• [Prompt]:
Copy the rows below, from the start of the rows through the line with "depth-tick-label: 800 <box>15 91 33 103</box>", keeping each line unchanged.

• [Spatial layout data]:
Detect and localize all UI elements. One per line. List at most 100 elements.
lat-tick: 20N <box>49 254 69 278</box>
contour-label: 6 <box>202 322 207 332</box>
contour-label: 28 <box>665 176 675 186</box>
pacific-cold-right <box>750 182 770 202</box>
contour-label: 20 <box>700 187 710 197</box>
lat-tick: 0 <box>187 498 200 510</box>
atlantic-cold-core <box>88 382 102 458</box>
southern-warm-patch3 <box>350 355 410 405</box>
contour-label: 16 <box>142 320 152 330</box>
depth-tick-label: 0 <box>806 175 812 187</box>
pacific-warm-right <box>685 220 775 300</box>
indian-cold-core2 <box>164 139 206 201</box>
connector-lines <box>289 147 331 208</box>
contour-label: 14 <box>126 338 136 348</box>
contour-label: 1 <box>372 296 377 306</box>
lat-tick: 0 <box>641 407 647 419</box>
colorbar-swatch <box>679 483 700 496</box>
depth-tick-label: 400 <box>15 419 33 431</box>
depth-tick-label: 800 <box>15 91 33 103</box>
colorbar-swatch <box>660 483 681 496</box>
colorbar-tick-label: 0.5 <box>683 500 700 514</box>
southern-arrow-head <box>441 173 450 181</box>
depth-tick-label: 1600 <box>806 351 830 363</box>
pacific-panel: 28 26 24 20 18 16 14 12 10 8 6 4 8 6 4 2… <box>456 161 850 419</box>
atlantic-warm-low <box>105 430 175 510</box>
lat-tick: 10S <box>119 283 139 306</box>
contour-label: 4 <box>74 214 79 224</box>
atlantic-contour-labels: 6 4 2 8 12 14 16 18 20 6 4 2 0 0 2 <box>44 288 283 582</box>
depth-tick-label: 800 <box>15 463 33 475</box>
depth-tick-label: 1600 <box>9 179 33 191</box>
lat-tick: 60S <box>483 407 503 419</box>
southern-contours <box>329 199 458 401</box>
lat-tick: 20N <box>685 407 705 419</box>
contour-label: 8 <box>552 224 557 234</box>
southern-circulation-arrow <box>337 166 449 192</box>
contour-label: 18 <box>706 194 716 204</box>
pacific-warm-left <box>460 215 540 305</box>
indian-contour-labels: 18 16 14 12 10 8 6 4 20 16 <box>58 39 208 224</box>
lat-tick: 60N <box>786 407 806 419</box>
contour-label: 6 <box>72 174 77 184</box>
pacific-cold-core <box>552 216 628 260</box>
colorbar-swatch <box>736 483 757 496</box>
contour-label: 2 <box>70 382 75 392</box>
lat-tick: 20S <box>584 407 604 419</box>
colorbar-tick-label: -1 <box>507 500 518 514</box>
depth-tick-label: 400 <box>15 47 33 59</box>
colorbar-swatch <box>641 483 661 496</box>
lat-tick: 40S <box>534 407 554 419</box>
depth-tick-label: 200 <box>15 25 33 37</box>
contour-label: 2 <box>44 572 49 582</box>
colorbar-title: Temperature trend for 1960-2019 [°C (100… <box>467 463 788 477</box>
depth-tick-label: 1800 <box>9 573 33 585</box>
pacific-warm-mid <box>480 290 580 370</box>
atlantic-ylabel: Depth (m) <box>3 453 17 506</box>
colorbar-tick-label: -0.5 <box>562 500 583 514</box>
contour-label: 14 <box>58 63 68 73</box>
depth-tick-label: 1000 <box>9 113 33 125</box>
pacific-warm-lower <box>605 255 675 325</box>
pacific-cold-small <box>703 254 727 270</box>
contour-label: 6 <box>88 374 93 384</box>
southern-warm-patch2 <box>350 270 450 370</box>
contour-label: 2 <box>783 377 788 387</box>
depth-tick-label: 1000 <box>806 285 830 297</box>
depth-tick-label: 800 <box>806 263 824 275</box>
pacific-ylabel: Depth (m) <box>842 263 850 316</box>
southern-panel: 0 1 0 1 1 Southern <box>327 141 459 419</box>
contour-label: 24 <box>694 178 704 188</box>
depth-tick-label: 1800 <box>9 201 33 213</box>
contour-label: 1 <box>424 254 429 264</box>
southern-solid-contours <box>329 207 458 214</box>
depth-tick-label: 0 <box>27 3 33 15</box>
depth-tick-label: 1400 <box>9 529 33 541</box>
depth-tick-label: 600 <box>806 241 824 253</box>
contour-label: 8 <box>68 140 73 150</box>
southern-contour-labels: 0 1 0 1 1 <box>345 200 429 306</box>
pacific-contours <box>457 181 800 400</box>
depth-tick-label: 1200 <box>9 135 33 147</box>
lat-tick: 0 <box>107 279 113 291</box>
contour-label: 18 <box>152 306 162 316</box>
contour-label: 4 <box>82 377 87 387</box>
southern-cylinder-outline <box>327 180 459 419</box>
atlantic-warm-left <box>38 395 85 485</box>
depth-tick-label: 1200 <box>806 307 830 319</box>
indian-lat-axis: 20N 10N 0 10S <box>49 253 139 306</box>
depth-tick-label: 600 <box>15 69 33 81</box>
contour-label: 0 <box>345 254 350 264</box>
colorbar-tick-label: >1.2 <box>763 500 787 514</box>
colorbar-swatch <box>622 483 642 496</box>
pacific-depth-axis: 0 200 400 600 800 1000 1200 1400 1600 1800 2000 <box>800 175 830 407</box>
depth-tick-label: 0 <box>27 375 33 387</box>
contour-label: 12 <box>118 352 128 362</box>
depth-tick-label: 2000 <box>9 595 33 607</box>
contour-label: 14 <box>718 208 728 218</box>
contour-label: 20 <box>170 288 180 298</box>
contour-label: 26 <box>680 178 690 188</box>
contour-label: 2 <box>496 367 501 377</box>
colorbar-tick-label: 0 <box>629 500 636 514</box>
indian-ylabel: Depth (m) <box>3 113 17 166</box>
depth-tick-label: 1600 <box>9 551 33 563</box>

• [Result]:
Detect and localize all UI elements. One per line. List at most 100 elements.
lat-tick: 20N <box>49 254 69 278</box>
contour-label: 6 <box>202 322 207 332</box>
contour-label: 28 <box>665 176 675 186</box>
pacific-cold-right <box>750 182 770 202</box>
contour-label: 20 <box>700 187 710 197</box>
lat-tick: 0 <box>187 498 200 510</box>
atlantic-cold-core <box>88 382 102 458</box>
southern-warm-patch3 <box>350 355 410 405</box>
contour-label: 16 <box>142 320 152 330</box>
depth-tick-label: 0 <box>806 175 812 187</box>
pacific-warm-right <box>685 220 775 300</box>
indian-cold-core2 <box>164 139 206 201</box>
connector-lines <box>289 147 331 208</box>
contour-label: 14 <box>126 338 136 348</box>
contour-label: 1 <box>372 296 377 306</box>
lat-tick: 0 <box>641 407 647 419</box>
colorbar-swatch <box>679 483 700 496</box>
depth-tick-label: 400 <box>15 419 33 431</box>
depth-tick-label: 800 <box>15 91 33 103</box>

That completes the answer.